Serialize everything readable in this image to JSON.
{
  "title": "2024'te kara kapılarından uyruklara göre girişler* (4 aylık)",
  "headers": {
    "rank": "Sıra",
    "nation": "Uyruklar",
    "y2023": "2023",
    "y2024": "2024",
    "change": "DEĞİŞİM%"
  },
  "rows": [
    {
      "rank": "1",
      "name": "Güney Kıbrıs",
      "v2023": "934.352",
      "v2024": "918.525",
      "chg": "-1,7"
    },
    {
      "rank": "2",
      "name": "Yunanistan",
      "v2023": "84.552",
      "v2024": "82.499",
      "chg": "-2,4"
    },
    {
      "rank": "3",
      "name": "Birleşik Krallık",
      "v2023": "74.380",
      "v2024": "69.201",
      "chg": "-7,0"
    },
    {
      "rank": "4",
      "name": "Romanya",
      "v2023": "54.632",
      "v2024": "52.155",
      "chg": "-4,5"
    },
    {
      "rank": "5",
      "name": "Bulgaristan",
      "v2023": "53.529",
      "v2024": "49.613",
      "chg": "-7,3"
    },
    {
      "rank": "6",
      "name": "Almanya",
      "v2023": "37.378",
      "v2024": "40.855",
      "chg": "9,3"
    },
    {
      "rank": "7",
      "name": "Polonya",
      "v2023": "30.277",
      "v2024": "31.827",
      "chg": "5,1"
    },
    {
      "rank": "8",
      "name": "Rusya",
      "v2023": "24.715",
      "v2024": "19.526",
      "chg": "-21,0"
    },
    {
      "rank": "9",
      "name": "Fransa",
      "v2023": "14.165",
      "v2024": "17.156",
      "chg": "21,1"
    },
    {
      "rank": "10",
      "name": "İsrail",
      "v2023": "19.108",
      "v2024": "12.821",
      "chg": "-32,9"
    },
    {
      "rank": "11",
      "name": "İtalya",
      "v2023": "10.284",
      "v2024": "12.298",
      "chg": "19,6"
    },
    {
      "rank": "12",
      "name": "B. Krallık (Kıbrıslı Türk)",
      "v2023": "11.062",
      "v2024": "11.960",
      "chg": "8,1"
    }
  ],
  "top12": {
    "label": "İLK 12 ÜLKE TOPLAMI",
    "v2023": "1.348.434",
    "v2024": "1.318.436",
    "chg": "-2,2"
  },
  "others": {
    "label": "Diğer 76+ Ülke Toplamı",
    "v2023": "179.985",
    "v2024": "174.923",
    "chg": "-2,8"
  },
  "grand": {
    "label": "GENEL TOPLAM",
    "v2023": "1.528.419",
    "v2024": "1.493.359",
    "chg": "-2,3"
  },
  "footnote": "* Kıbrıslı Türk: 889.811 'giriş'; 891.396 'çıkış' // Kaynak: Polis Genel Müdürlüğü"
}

☆ ☆ ☆ ☆ ☆ ☆ ☆

Gather each line from the entries above that includes the word "name".

      "name": "Güney Kıbrıs",
      "name": "Yunanistan",
      "name": "Birleşik Krallık",
      "name": "Romanya",
      "name": "Bulgaristan",
      "name": "Almanya",
      "name": "Polonya",
      "name": "Rusya",
      "name": "Fransa",
      "name": "İsrail",
      "name": "İtalya",
      "name": "B. Krallık (Kıbrıslı Türk)",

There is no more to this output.